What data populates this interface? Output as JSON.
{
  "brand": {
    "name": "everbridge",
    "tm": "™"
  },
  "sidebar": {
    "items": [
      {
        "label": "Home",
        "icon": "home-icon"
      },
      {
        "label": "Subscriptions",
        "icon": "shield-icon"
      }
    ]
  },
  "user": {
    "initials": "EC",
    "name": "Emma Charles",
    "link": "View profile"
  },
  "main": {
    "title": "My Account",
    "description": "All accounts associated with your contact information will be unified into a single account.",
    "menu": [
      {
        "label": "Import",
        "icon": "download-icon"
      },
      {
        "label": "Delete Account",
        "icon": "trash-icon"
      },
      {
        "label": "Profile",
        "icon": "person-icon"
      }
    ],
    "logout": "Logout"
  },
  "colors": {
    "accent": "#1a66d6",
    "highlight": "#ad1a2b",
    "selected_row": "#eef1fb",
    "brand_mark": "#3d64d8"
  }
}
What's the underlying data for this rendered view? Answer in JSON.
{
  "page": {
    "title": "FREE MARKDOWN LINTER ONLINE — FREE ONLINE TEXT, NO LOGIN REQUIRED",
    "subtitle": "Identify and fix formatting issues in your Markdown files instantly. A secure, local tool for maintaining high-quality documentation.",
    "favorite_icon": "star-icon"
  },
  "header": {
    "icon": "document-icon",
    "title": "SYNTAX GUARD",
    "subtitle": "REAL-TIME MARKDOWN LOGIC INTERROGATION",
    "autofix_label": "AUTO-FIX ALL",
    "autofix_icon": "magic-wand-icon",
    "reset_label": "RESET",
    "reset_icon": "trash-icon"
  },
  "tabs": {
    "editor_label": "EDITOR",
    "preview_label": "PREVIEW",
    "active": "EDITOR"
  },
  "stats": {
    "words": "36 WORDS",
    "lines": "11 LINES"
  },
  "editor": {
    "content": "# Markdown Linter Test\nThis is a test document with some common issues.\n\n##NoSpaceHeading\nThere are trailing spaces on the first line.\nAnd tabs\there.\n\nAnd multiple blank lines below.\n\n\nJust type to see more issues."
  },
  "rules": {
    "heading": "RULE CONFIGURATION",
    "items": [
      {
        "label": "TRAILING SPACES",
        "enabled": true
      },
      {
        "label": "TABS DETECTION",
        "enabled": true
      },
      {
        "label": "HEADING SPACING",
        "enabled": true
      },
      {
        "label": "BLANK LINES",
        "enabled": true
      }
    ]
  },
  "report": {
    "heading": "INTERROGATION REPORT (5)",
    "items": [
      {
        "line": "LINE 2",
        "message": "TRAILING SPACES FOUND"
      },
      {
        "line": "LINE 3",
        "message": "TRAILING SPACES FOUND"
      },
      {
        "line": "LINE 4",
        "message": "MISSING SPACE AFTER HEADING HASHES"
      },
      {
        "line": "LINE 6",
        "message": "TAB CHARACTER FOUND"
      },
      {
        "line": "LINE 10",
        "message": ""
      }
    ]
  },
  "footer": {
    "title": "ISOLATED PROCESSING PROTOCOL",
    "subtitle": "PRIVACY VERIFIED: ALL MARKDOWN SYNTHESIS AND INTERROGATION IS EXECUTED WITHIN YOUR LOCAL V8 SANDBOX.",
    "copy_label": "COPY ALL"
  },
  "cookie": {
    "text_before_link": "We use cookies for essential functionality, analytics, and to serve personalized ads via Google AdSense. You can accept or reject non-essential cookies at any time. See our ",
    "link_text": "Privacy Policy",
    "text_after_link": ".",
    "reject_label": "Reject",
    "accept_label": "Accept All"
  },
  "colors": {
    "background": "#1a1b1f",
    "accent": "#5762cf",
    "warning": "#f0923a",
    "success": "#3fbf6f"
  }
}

▶ **STATED TASK**
Output all records verbatim.

▶ **SOLVED PROBLEM**
What data populates this interface? Output as JSON.
{
  "brand": {
    "name": "everbridge",
    "tm": "™"
  },
  "sidebar": {
    "items": [
      {
        "label": "Home",
        "icon": "home-icon"
      },
      {
        "label": "Subscriptions",
        "icon": "shield-icon"
      }
    ]
  },
  "user": {
    "initials": "EC",
    "name": "Emma Charles",
    "link": "View profile"
  },
  "main": {
    "title": "My Account",
    "description": "All accounts associated with your contact information will be unified into a single account.",
    "menu": [
      {
        "label": "Import",
        "icon": "download-icon"
      },
      {
        "label": "Delete Account",
        "icon": "trash-icon"
      },
      {
        "label": "Profile",
        "icon": "person-icon"
      }
    ],
    "logout": "Logout"
  },
  "colors": {
    "accent": "#1a66d6",
    "highlight": "#ad1a2b",
    "selected_row": "#eef1fb",
    "brand_mark": "#3d64d8"
  }
}
What's the underlying data for this rendered view? Answer in JSON.
{
  "page": {
    "title": "FREE MARKDOWN LINTER ONLINE — FREE ONLINE TEXT, NO LOGIN REQUIRED",
    "subtitle": "Identify and fix formatting issues in your Markdown files instantly. A secure, local tool for maintaining high-quality documentation.",
    "favorite_icon": "star-icon"
  },
  "header": {
    "icon": "document-icon",
    "title": "SYNTAX GUARD",
    "subtitle": "REAL-TIME MARKDOWN LOGIC INTERROGATION",
    "autofix_label": "AUTO-FIX ALL",
    "autofix_icon": "magic-wand-icon",
    "reset_label": "RESET",
    "reset_icon": "trash-icon"
  },
  "tabs": {
    "editor_label": "EDITOR",
    "preview_label": "PREVIEW",
    "active": "EDITOR"
  },
  "stats": {
    "words": "36 WORDS",
    "lines": "11 LINES"
  },
  "editor": {
    "content": "# Markdown Linter Test\nThis is a test document with some common issues.\n\n##NoSpaceHeading\nThere are trailing spaces on the first line.\nAnd tabs\there.\n\nAnd multiple blank lines below.\n\n\nJust type to see more issues."
  },
  "rules": {
    "heading": "RULE CONFIGURATION",
    "items": [
      {
        "label": "TRAILING SPACES",
        "enabled": true
      },
      {
        "label": "TABS DETECTION",
        "enabled": true
      },
      {
        "label": "HEADING SPACING",
        "enabled": true
      },
      {
        "label": "BLANK LINES",
        "enabled": true
      }
    ]
  },
  "report": {
    "heading": "INTERROGATION REPORT (5)",
    "items": [
      {
        "line": "LINE 2",
        "message": "TRAILING SPACES FOUND"
      },
      {
        "line": "LINE 3",
        "message": "TRAILING SPACES FOUND"
      },
      {
        "line": "LINE 4",
        "message": "MISSING SPACE AFTER HEADING HASHES"
      },
      {
        "line": "LINE 6",
        "message": "TAB CHARACTER FOUND"
      },
      {
        "line": "LINE 10",
        "message": ""
      }
    ]
  },
  "footer": {
    "title": "ISOLATED PROCESSING PROTOCOL",
    "subtitle": "PRIVACY VERIFIED: ALL MARKDOWN SYNTHESIS AND INTERROGATION IS EXECUTED WITHIN YOUR LOCAL V8 SANDBOX.",
    "copy_label": "COPY ALL"
  },
  "cookie": {
    "text_before_link": "We use cookies for essential functionality, analytics, and to serve personalized ads via Google AdSense. You can accept or reject non-essential cookies at any time. See our ",
    "link_text": "Privacy Policy",
    "text_after_link": ".",
    "reject_label": "Reject",
    "accept_label": "Accept All"
  },
  "colors": {
    "background": "#1a1b1f",
    "accent": "#5762cf",
    "warning": "#f0923a",
    "success": "#3fbf6f"
  }
}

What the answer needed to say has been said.